Pictures excluded, retype the lines from the one containing "Type out the text in this image." through the last line of the data below, both included.

[Saved data entries]
>>>
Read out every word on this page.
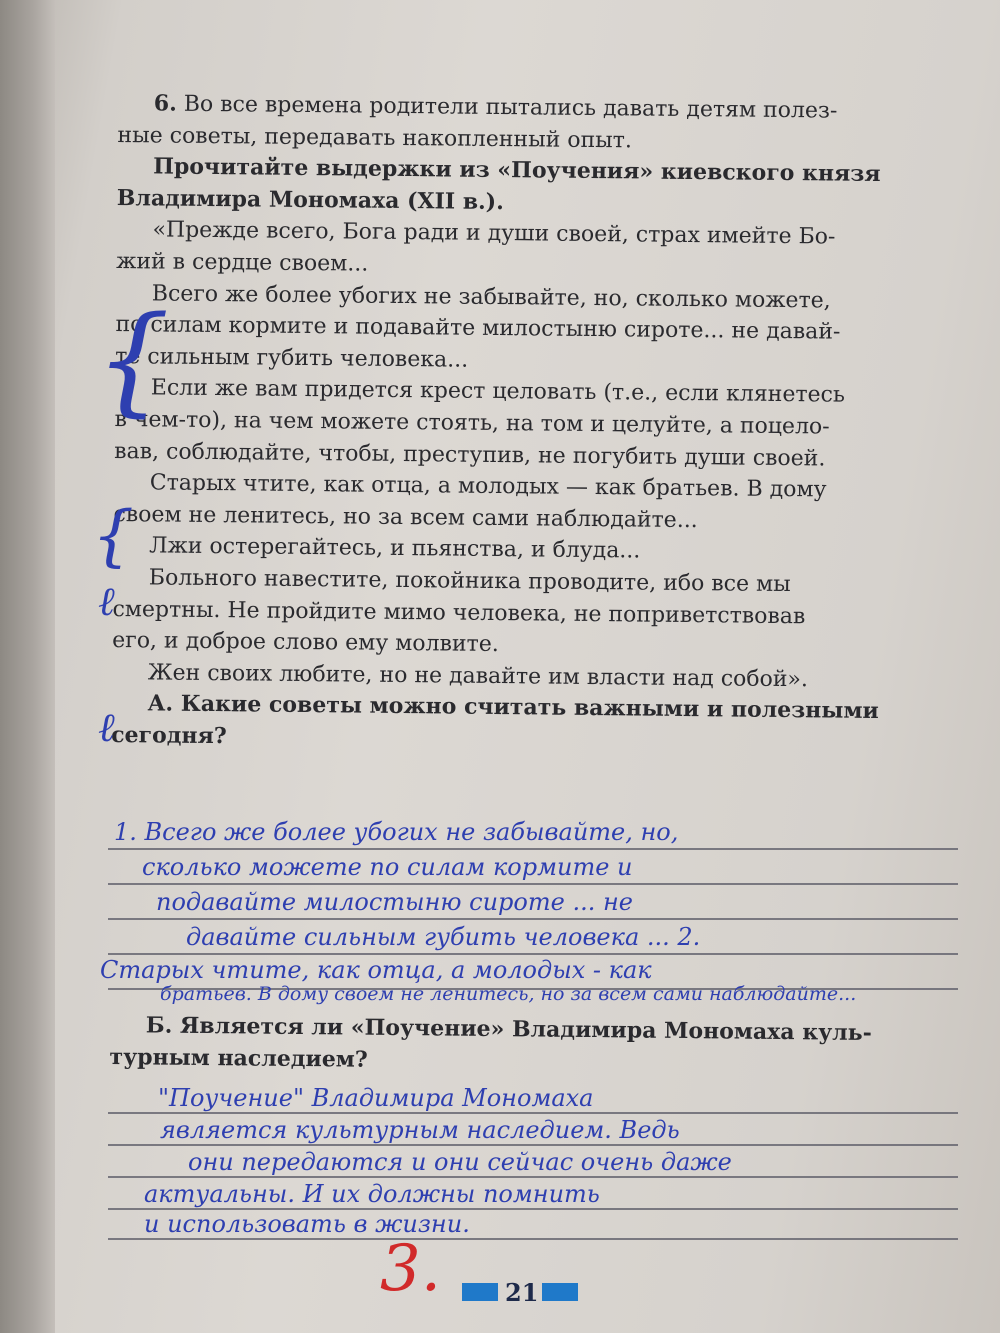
6. Во все времена родители пытались давать детям полез-

ные советы, передавать накопленный опыт.

Прочитайте выдержки из «Поучения» киевского князя

Владимира Мономаха (XII в.).

«Прежде всего, Бога ради и души своей, страх имейте Бо-

жий в сердце своем...

Всего же более убогих не забывайте, но, сколько можете,

по силам кормите и подавайте милостыню сироте... не давай-

те сильным губить человека...

Если же вам придется крест целовать (т.е., если клянетесь

в чем-то), на чем можете стоять, на том и целуйте, а поцело-

вав, соблюдайте, чтобы, преступив, не погубить души своей.

Старых чтите, как отца, а молодых — как братьев. В дому

своем не ленитесь, но за всем сами наблюдайте...

Лжи остерегайтесь, и пьянства, и блуда...

Больного навестите, покойника проводите, ибо все мы

смертны. Не пройдите мимо человека, не поприветствовав

его, и доброе слово ему молвите.

Жен своих любите, но не давайте им власти над собой».

А. Какие советы можно считать важными и полезными

сегодня?

{
{
ℓ
ℓ
1. Всего же более убогих не забывайте, но,
сколько можете по силам кормите и
подавайте милостыню сироте ... не
давайте сильным губить человека ... 2.
Старых чтите, как отца, а молодых - как
братьев. В дому своем не ленитесь, но за всем сами наблюдайте...

Б. Является ли «Поучение» Владимира Мономаха куль-

турным наследием?

"Поучение" Владимира Мономаха
является культурным наследием. Ведь
они передаются и они сейчас очень даже
актуальны. И их должны помнить
и использовать в жизни.
3.	21
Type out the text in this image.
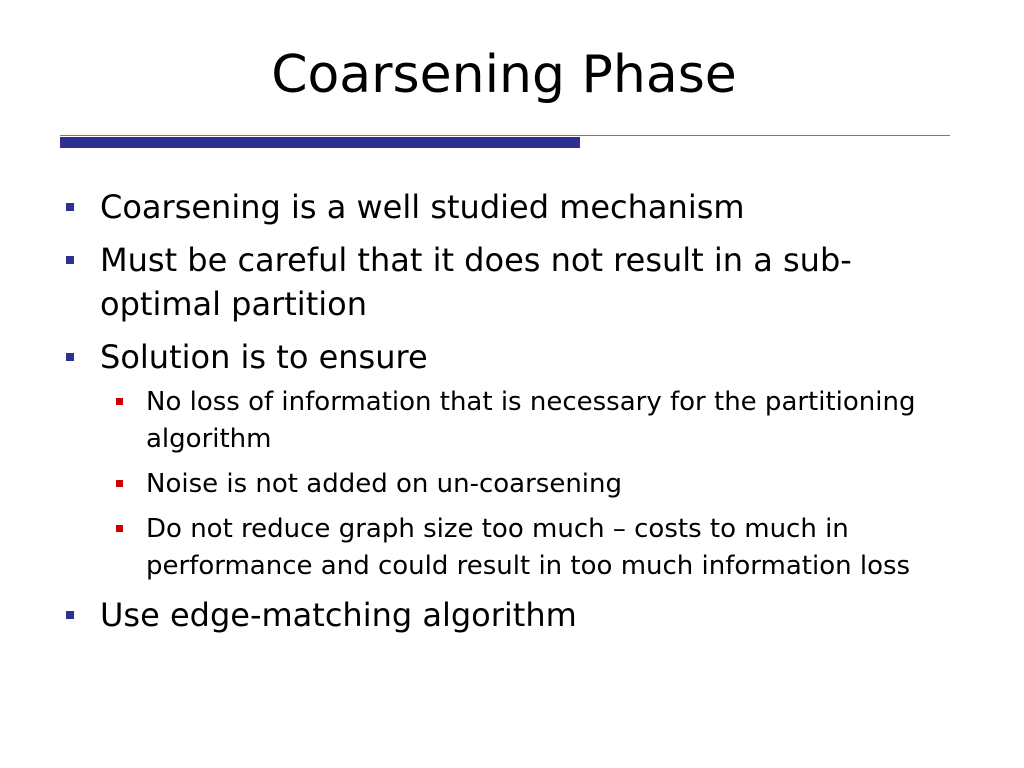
Coarsening Phase
Coarsening is a well studied mechanism
Must be careful that it does not result in a sub-optimal partition
Solution is to ensure
No loss of information that is necessary for the partitioning algorithm
Noise is not added on un-coarsening
Do not reduce graph size too much – costs to much in performance and could result in too much information loss
Use edge-matching algorithm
<<<
EXERCISE RESPONSE ▸
Type out the text in this image.
Coarsening Phase
Coarsening is a well studied mechanism
Must be careful that it does not result in a sub-optimal partition
Solution is to ensure
No loss of information that is necessary for the partitioning algorithm
Noise is not added on un-coarsening
Do not reduce graph size too much – costs to much in performance and could result in too much information loss
Use edge-matching algorithm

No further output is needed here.